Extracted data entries
--- BEGIN ---
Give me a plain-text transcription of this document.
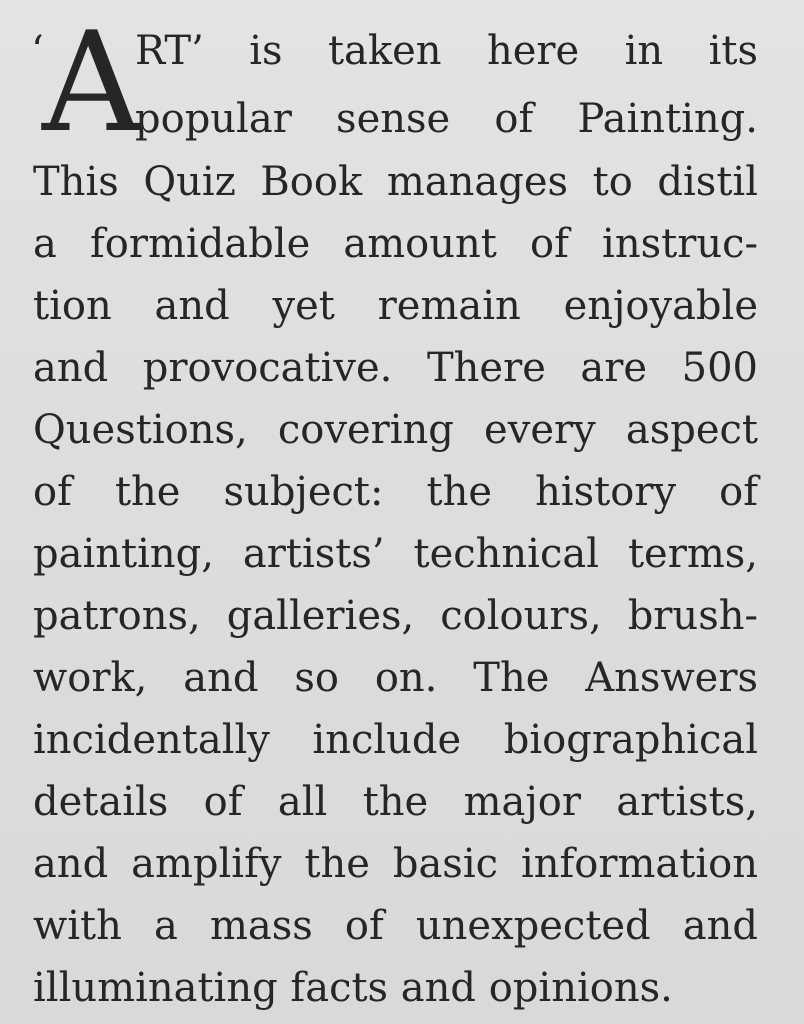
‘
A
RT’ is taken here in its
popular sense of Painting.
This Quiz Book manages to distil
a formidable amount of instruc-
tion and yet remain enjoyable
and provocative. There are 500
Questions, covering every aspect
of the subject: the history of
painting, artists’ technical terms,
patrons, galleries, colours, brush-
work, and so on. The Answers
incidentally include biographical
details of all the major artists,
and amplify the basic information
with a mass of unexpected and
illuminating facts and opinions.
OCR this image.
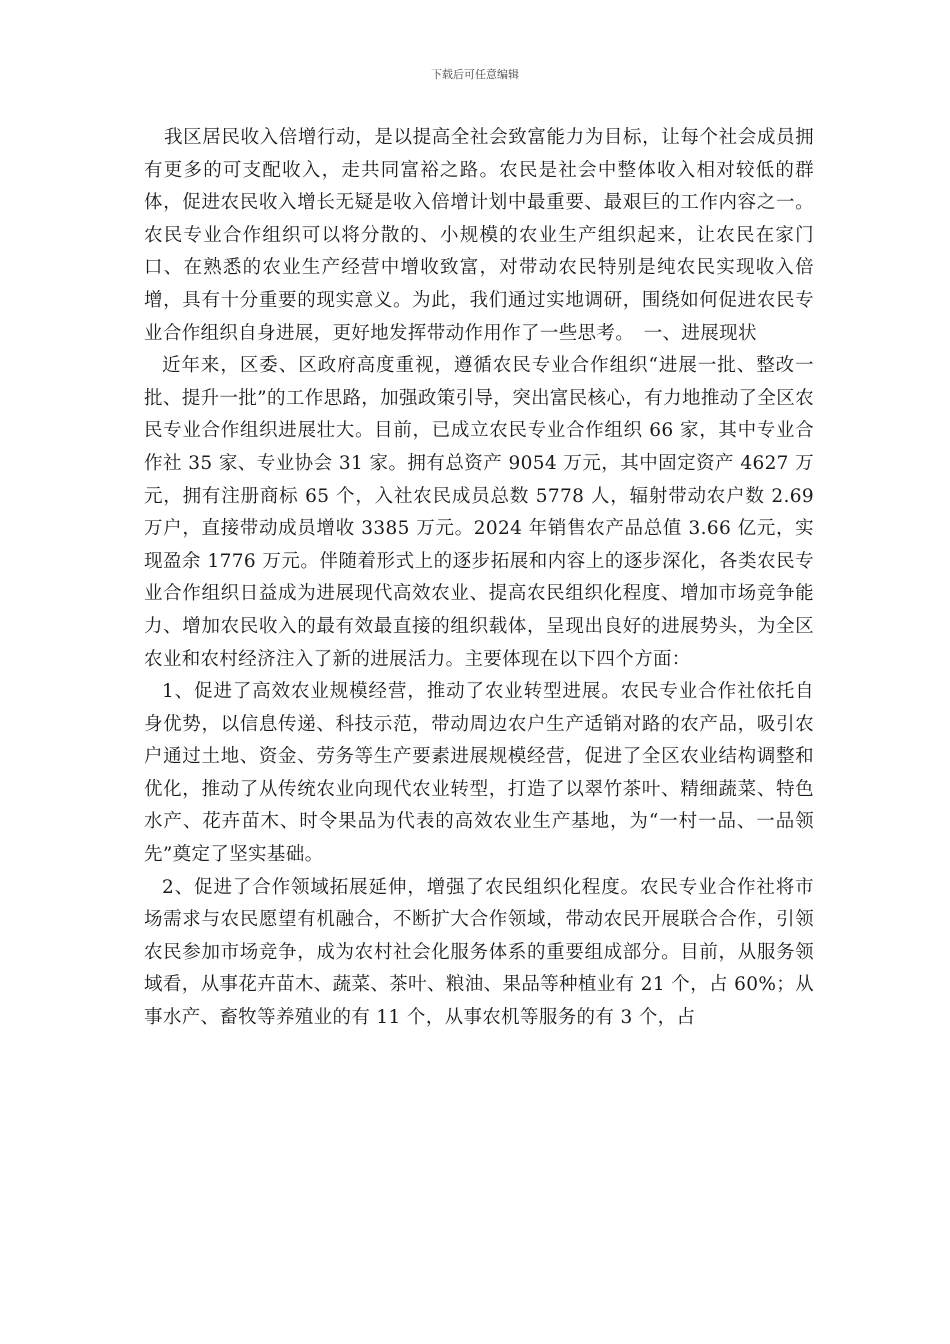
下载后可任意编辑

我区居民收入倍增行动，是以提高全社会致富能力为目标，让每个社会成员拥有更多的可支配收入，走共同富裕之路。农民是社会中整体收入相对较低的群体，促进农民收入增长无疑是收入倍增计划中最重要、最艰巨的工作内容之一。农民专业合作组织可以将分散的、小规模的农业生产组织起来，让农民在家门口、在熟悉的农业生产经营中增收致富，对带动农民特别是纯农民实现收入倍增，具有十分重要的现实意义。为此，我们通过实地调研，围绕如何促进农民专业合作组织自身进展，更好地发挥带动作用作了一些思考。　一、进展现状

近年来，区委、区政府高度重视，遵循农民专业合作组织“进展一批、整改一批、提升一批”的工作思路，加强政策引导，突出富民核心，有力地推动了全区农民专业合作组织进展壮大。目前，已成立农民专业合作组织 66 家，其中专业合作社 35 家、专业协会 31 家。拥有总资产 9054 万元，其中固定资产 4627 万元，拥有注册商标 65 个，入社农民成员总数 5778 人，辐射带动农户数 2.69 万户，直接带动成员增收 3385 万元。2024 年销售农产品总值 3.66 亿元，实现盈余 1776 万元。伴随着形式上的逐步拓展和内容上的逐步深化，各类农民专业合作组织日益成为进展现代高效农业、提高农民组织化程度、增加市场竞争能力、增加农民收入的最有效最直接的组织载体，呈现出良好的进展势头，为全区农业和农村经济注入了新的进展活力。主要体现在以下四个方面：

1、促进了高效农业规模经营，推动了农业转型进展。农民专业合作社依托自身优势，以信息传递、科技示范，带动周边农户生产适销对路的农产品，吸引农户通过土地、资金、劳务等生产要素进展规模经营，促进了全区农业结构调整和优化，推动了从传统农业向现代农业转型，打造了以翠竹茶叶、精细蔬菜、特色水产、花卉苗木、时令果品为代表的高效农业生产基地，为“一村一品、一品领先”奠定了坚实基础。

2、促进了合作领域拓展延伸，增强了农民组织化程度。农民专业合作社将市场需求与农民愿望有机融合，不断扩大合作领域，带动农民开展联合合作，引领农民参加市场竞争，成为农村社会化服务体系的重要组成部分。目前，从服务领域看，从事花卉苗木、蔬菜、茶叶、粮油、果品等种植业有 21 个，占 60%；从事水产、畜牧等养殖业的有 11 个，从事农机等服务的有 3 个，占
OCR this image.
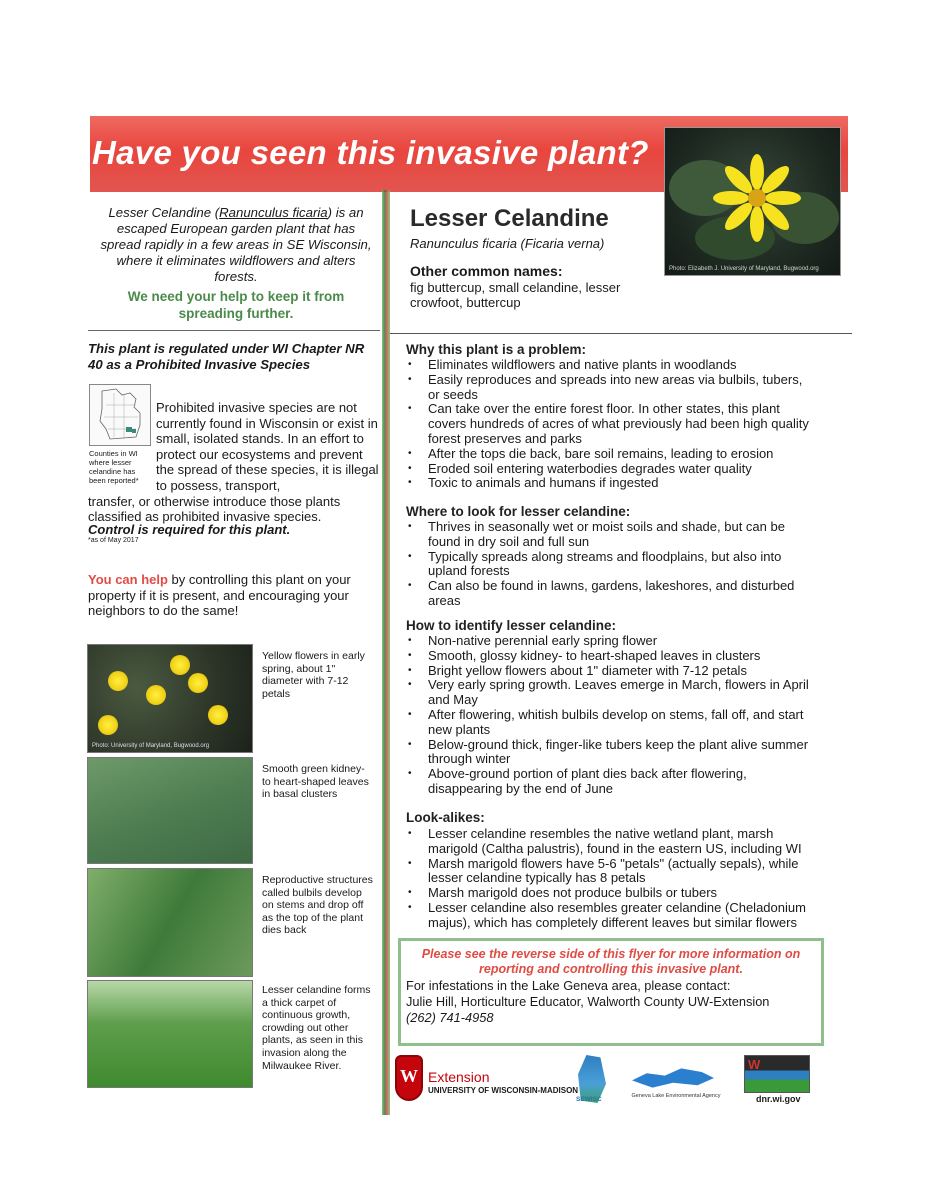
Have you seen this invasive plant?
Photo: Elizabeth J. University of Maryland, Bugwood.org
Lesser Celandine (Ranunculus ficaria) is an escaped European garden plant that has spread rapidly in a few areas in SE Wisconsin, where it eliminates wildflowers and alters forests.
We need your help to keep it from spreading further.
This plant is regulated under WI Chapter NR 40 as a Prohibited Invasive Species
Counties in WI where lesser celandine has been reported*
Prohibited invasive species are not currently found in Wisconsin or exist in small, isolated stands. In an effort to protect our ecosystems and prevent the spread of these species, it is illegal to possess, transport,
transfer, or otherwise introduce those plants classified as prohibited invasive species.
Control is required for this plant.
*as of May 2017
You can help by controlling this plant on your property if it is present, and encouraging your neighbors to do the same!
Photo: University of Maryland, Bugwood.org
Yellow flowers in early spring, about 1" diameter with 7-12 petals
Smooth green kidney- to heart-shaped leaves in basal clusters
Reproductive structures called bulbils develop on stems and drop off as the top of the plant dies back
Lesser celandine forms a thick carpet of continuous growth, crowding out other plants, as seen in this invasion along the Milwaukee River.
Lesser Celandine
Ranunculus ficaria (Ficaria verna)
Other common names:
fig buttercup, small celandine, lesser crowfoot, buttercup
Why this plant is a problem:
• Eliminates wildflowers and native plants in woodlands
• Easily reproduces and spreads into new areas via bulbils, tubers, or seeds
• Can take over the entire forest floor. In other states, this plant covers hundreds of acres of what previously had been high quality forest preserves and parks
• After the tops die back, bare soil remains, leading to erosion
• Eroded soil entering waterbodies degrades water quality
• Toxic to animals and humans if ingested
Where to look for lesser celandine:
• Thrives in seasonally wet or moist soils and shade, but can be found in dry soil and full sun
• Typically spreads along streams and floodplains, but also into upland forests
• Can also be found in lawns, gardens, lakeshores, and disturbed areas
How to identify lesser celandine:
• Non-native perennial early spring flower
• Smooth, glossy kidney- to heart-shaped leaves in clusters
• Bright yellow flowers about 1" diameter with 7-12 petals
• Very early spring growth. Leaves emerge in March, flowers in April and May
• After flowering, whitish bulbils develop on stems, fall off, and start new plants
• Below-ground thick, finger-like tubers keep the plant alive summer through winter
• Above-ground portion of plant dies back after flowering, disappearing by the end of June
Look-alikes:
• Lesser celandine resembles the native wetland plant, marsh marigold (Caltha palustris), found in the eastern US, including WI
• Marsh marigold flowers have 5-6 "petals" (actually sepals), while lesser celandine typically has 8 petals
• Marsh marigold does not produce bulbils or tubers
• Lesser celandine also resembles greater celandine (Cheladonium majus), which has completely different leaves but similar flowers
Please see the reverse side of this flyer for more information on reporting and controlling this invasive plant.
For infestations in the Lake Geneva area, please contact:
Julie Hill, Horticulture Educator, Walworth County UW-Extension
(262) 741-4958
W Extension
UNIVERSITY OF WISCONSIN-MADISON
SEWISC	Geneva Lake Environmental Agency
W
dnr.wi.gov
--- END ---
● Task statement:
Reproduce every entry word for word, but omit the pictures.

● Answer to the task:
Give me a plain-text transcription of this document.
‘
A
RT’ is taken here in its
popular sense of Painting.
This Quiz Book manages to distil
a formidable amount of instruc-
tion and yet remain enjoyable
and provocative. There are 500
Questions, covering every aspect
of the subject: the history of
painting, artists’ technical terms,
patrons, galleries, colours, brush-
work, and so on. The Answers
incidentally include biographical
details of all the major artists,
and amplify the basic information
with a mass of unexpected and
illuminating facts and opinions.
OCR this image.
下载后可任意编辑

我区居民收入倍增行动，是以提高全社会致富能力为目标，让每个社会成员拥有更多的可支配收入，走共同富裕之路。农民是社会中整体收入相对较低的群体，促进农民收入增长无疑是收入倍增计划中最重要、最艰巨的工作内容之一。农民专业合作组织可以将分散的、小规模的农业生产组织起来，让农民在家门口、在熟悉的农业生产经营中增收致富，对带动农民特别是纯农民实现收入倍增，具有十分重要的现实意义。为此，我们通过实地调研，围绕如何促进农民专业合作组织自身进展，更好地发挥带动作用作了一些思考。　一、进展现状

近年来，区委、区政府高度重视，遵循农民专业合作组织“进展一批、整改一批、提升一批”的工作思路，加强政策引导，突出富民核心，有力地推动了全区农民专业合作组织进展壮大。目前，已成立农民专业合作组织 66 家，其中专业合作社 35 家、专业协会 31 家。拥有总资产 9054 万元，其中固定资产 4627 万元，拥有注册商标 65 个，入社农民成员总数 5778 人，辐射带动农户数 2.69 万户，直接带动成员增收 3385 万元。2024 年销售农产品总值 3.66 亿元，实现盈余 1776 万元。伴随着形式上的逐步拓展和内容上的逐步深化，各类农民专业合作组织日益成为进展现代高效农业、提高农民组织化程度、增加市场竞争能力、增加农民收入的最有效最直接的组织载体，呈现出良好的进展势头，为全区农业和农村经济注入了新的进展活力。主要体现在以下四个方面：

1、促进了高效农业规模经营，推动了农业转型进展。农民专业合作社依托自身优势，以信息传递、科技示范，带动周边农户生产适销对路的农产品，吸引农户通过土地、资金、劳务等生产要素进展规模经营，促进了全区农业结构调整和优化，推动了从传统农业向现代农业转型，打造了以翠竹茶叶、精细蔬菜、特色水产、花卉苗木、时令果品为代表的高效农业生产基地，为“一村一品、一品领先”奠定了坚实基础。

2、促进了合作领域拓展延伸，增强了农民组织化程度。农民专业合作社将市场需求与农民愿望有机融合，不断扩大合作领域，带动农民开展联合合作，引领农民参加市场竞争，成为农村社会化服务体系的重要组成部分。目前，从服务领域看，从事花卉苗木、蔬菜、茶叶、粮油、果品等种植业有 21 个，占 60%；从事水产、畜牧等养殖业的有 11 个，从事农机等服务的有 3 个，占
OCR this image.
Have you seen this invasive plant?
Photo: Elizabeth J. University of Maryland, Bugwood.org
Lesser Celandine (Ranunculus ficaria) is an escaped European garden plant that has spread rapidly in a few areas in SE Wisconsin, where it eliminates wildflowers and alters forests.
We need your help to keep it from spreading further.
This plant is regulated under WI Chapter NR 40 as a Prohibited Invasive Species
Counties in WI where lesser celandine has been reported*
Prohibited invasive species are not currently found in Wisconsin or exist in small, isolated stands. In an effort to protect our ecosystems and prevent the spread of these species, it is illegal to possess, transport,
transfer, or otherwise introduce those plants classified as prohibited invasive species.
Control is required for this plant.
*as of May 2017
You can help by controlling this plant on your property if it is present, and encouraging your neighbors to do the same!
Photo: University of Maryland, Bugwood.org
Yellow flowers in early spring, about 1" diameter with 7-12 petals
Smooth green kidney- to heart-shaped leaves in basal clusters
Reproductive structures called bulbils develop on stems and drop off as the top of the plant dies back
Lesser celandine forms a thick carpet of continuous growth, crowding out other plants, as seen in this invasion along the Milwaukee River.
Lesser Celandine
Ranunculus ficaria (Ficaria verna)
Other common names:
fig buttercup, small celandine, lesser crowfoot, buttercup
Why this plant is a problem:
• Eliminates wildflowers and native plants in woodlands
• Easily reproduces and spreads into new areas via bulbils, tubers, or seeds
• Can take over the entire forest floor. In other states, this plant covers hundreds of acres of what previously had been high quality forest preserves and parks
• After the tops die back, bare soil remains, leading to erosion
• Eroded soil entering waterbodies degrades water quality
• Toxic to animals and humans if ingested
Where to look for lesser celandine:
• Thrives in seasonally wet or moist soils and shade, but can be found in dry soil and full sun
• Typically spreads along streams and floodplains, but also into upland forests
• Can also be found in lawns, gardens, lakeshores, and disturbed areas
How to identify lesser celandine:
• Non-native perennial early spring flower
• Smooth, glossy kidney- to heart-shaped leaves in clusters
• Bright yellow flowers about 1" diameter with 7-12 petals
• Very early spring growth. Leaves emerge in March, flowers in April and May
• After flowering, whitish bulbils develop on stems, fall off, and start new plants
• Below-ground thick, finger-like tubers keep the plant alive summer through winter
• Above-ground portion of plant dies back after flowering, disappearing by the end of June
Look-alikes:
• Lesser celandine resembles the native wetland plant, marsh marigold (Caltha palustris), found in the eastern US, including WI
• Marsh marigold flowers have 5-6 "petals" (actually sepals), while lesser celandine typically has 8 petals
• Marsh marigold does not produce bulbils or tubers
• Lesser celandine also resembles greater celandine (Cheladonium majus), which has completely different leaves but similar flowers
Please see the reverse side of this flyer for more information on reporting and controlling this invasive plant.
For infestations in the Lake Geneva area, please contact:
Julie Hill, Horticulture Educator, Walworth County UW-Extension
(262) 741-4958
W Extension
UNIVERSITY OF WISCONSIN-MADISON
SEWISC	Geneva Lake Environmental Agency
W
dnr.wi.gov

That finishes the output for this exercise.